## WHAT IS REQUIRED
All of the records listed below should be retyped exactly.

++++++

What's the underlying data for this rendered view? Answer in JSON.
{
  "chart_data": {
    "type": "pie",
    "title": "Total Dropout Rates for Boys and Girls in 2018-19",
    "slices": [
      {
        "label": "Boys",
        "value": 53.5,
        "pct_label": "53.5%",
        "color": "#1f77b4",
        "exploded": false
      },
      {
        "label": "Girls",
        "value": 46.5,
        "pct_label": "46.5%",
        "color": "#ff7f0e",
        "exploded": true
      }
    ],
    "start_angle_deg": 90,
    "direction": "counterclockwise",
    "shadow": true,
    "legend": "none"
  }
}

++++++

## FINISHED EXERCISE
What's the underlying data for this rendered view? Answer in JSON.
{
  "chart_data": {
    "type": "pie",
    "title": "Total Dropout Rates for Boys and Girls in 2018-19",
    "slices": [
      {
        "label": "Boys",
        "value": 53.5,
        "pct_label": "53.5%",
        "color": "#1f77b4",
        "exploded": false
      },
      {
        "label": "Girls",
        "value": 46.5,
        "pct_label": "46.5%",
        "color": "#ff7f0e",
        "exploded": true
      }
    ],
    "start_angle_deg": 90,
    "direction": "counterclockwise",
    "shadow": true,
    "legend": "none"
  }
}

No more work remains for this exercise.